= Given problem =
Repeat every entry word for word, but leave the images out of your copy.

[Begin Input rows]

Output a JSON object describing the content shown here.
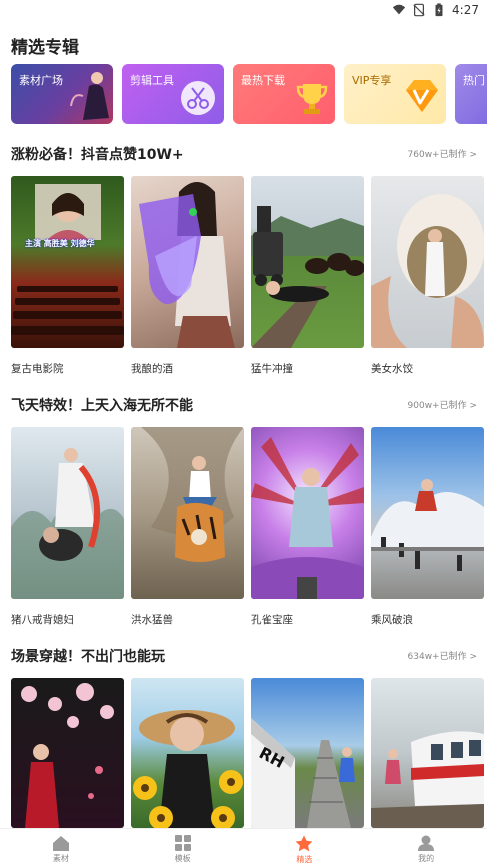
{
  "status_bar": {
    "time": "4:27"
  },
  "page_title": "精选专辑",
  "categories": [
    {
      "label": "素材广场"
    },
    {
      "label": "剪辑工具"
    },
    {
      "label": "最热下载"
    },
    {
      "label": "VIP专享"
    },
    {
      "label": "热门"
    }
  ],
  "sections": [
    {
      "title": "涨粉必备！抖音点赞10W+",
      "meta": "760w+已制作 >",
      "cards": [
        {
          "label": "复古电影院",
          "thumb_text": "主演 高胜美 刘德华"
        },
        {
          "label": "我酿的酒"
        },
        {
          "label": "猛牛冲撞"
        },
        {
          "label": "美女水饺"
        }
      ]
    },
    {
      "title": "飞天特效！上天入海无所不能",
      "meta": "900w+已制作 >",
      "cards": [
        {
          "label": "猪八戒背媳妇"
        },
        {
          "label": "洪水猛兽"
        },
        {
          "label": "孔雀宝座"
        },
        {
          "label": "乘风破浪"
        }
      ]
    },
    {
      "title": "场景穿越！不出门也能玩",
      "meta": "634w+已制作 >",
      "cards": [
        {
          "label": ""
        },
        {
          "label": ""
        },
        {
          "label": "",
          "thumb_text": "RH"
        },
        {
          "label": ""
        }
      ]
    }
  ],
  "tabs": [
    {
      "label": "素材",
      "icon": "home-icon"
    },
    {
      "label": "模板",
      "icon": "grid-icon"
    },
    {
      "label": "精选",
      "icon": "star-icon"
    },
    {
      "label": "我的",
      "icon": "user-icon"
    }
  ],
  "colors": {
    "accent": "#ff6a3d"
  }
}
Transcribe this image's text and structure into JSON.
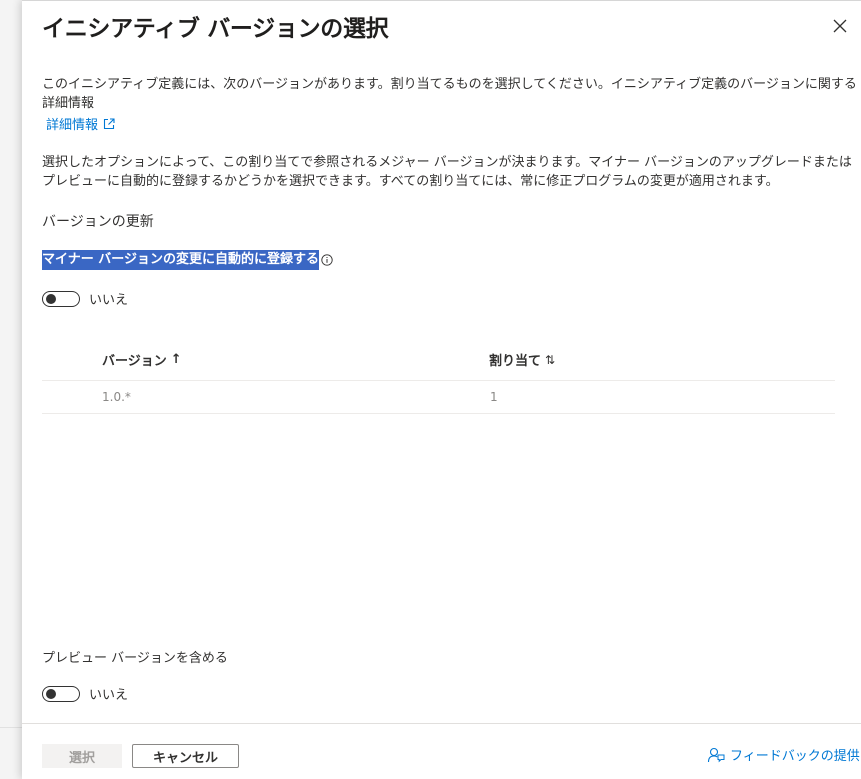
{
  "panel": {
    "title": "イニシアティブ バージョンの選択",
    "description": "このイニシアティブ定義には、次のバージョンがあります。割り当てるものを選択してください。イニシアティブ定義のバージョンに関する詳細情報",
    "learn_more_label": "詳細情報",
    "option_description": "選択したオプションによって、この割り当てで参照されるメジャー バージョンが決まります。マイナー バージョンのアップグレードまたはプレビューに自動的に登録するかどうかを選択できます。すべての割り当てには、常に修正プログラムの変更が適用されます。",
    "version_update_label": "バージョンの更新",
    "minor_version_label": "マイナー バージョンの変更に自動的に登録する",
    "minor_toggle_text": "いいえ",
    "preview_label": "プレビュー バージョンを含める",
    "preview_toggle_text": "いいえ"
  },
  "grid": {
    "columns": [
      {
        "label": "バージョン",
        "sort_glyph": "↑"
      },
      {
        "label": "割り当て",
        "sort_glyph": "⇅"
      }
    ],
    "rows": [
      {
        "version": "1.0.*",
        "assignments": "1"
      }
    ]
  },
  "footer": {
    "select_label": "選択",
    "cancel_label": "キャンセル",
    "feedback_label": "フィードバックの提供"
  }
}
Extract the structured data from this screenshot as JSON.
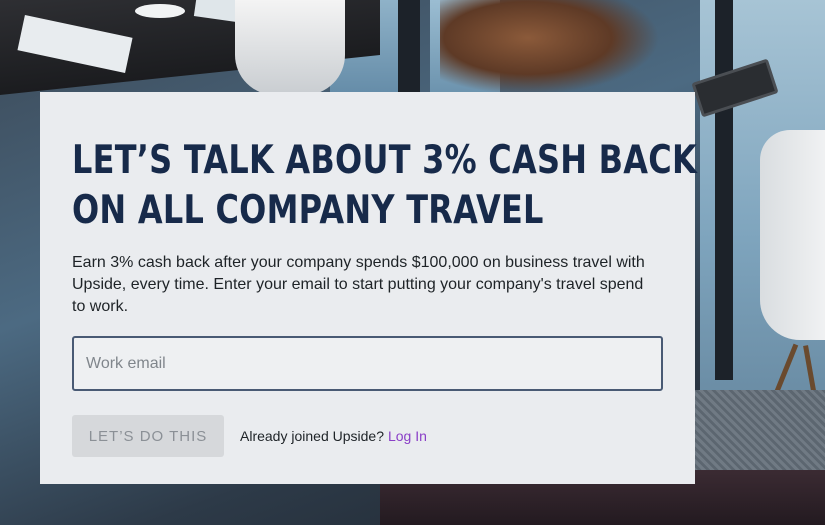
{
  "hero": {
    "headline_line1": "LET’S TALK ABOUT 3% CASH BACK",
    "headline_line2": "ON ALL COMPANY TRAVEL",
    "description": "Earn 3% cash back after your company spends $100,000 on business travel with Upside, every time. Enter your email to start putting your company's travel spend to work."
  },
  "form": {
    "email_placeholder": "Work email",
    "email_value": "",
    "submit_label": "LET’S DO THIS",
    "submit_state": "disabled"
  },
  "login": {
    "prompt": "Already joined Upside?",
    "link_label": "Log In"
  },
  "colors": {
    "headline": "#172a4a",
    "link": "#8a3fc7",
    "card_background": "#eaecef",
    "button_disabled": "#d6d8db"
  }
}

[End Input rows]

= Expected answer =
Output a JSON object describing the content shown here.
{
  "status_bar": {
    "time": "4:27"
  },
  "page_title": "精选专辑",
  "categories": [
    {
      "label": "素材广场"
    },
    {
      "label": "剪辑工具"
    },
    {
      "label": "最热下载"
    },
    {
      "label": "VIP专享"
    },
    {
      "label": "热门"
    }
  ],
  "sections": [
    {
      "title": "涨粉必备！抖音点赞10W+",
      "meta": "760w+已制作 >",
      "cards": [
        {
          "label": "复古电影院",
          "thumb_text": "主演 高胜美 刘德华"
        },
        {
          "label": "我酿的酒"
        },
        {
          "label": "猛牛冲撞"
        },
        {
          "label": "美女水饺"
        }
      ]
    },
    {
      "title": "飞天特效！上天入海无所不能",
      "meta": "900w+已制作 >",
      "cards": [
        {
          "label": "猪八戒背媳妇"
        },
        {
          "label": "洪水猛兽"
        },
        {
          "label": "孔雀宝座"
        },
        {
          "label": "乘风破浪"
        }
      ]
    },
    {
      "title": "场景穿越！不出门也能玩",
      "meta": "634w+已制作 >",
      "cards": [
        {
          "label": ""
        },
        {
          "label": ""
        },
        {
          "label": "",
          "thumb_text": "RH"
        },
        {
          "label": ""
        }
      ]
    }
  ],
  "tabs": [
    {
      "label": "素材",
      "icon": "home-icon"
    },
    {
      "label": "模板",
      "icon": "grid-icon"
    },
    {
      "label": "精选",
      "icon": "star-icon"
    },
    {
      "label": "我的",
      "icon": "user-icon"
    }
  ],
  "colors": {
    "accent": "#ff6a3d"
  }
}
Transcribe this image's text and structure into JSON.
{
  "panel": {
    "title": "イニシアティブ バージョンの選択",
    "description": "このイニシアティブ定義には、次のバージョンがあります。割り当てるものを選択してください。イニシアティブ定義のバージョンに関する詳細情報",
    "learn_more_label": "詳細情報",
    "option_description": "選択したオプションによって、この割り当てで参照されるメジャー バージョンが決まります。マイナー バージョンのアップグレードまたはプレビューに自動的に登録するかどうかを選択できます。すべての割り当てには、常に修正プログラムの変更が適用されます。",
    "version_update_label": "バージョンの更新",
    "minor_version_label": "マイナー バージョンの変更に自動的に登録する",
    "minor_toggle_text": "いいえ",
    "preview_label": "プレビュー バージョンを含める",
    "preview_toggle_text": "いいえ"
  },
  "grid": {
    "columns": [
      {
        "label": "バージョン",
        "sort_glyph": "↑"
      },
      {
        "label": "割り当て",
        "sort_glyph": "⇅"
      }
    ],
    "rows": [
      {
        "version": "1.0.*",
        "assignments": "1"
      }
    ]
  },
  "footer": {
    "select_label": "選択",
    "cancel_label": "キャンセル",
    "feedback_label": "フィードバックの提供"
  }
}
Extract the structured data from this screenshot as JSON.
{
  "hero": {
    "headline_line1": "LET’S TALK ABOUT 3% CASH BACK",
    "headline_line2": "ON ALL COMPANY TRAVEL",
    "description": "Earn 3% cash back after your company spends $100,000 on business travel with Upside, every time. Enter your email to start putting your company's travel spend to work."
  },
  "form": {
    "email_placeholder": "Work email",
    "email_value": "",
    "submit_label": "LET’S DO THIS",
    "submit_state": "disabled"
  },
  "login": {
    "prompt": "Already joined Upside?",
    "link_label": "Log In"
  },
  "colors": {
    "headline": "#172a4a",
    "link": "#8a3fc7",
    "card_background": "#eaecef",
    "button_disabled": "#d6d8db"
  }
}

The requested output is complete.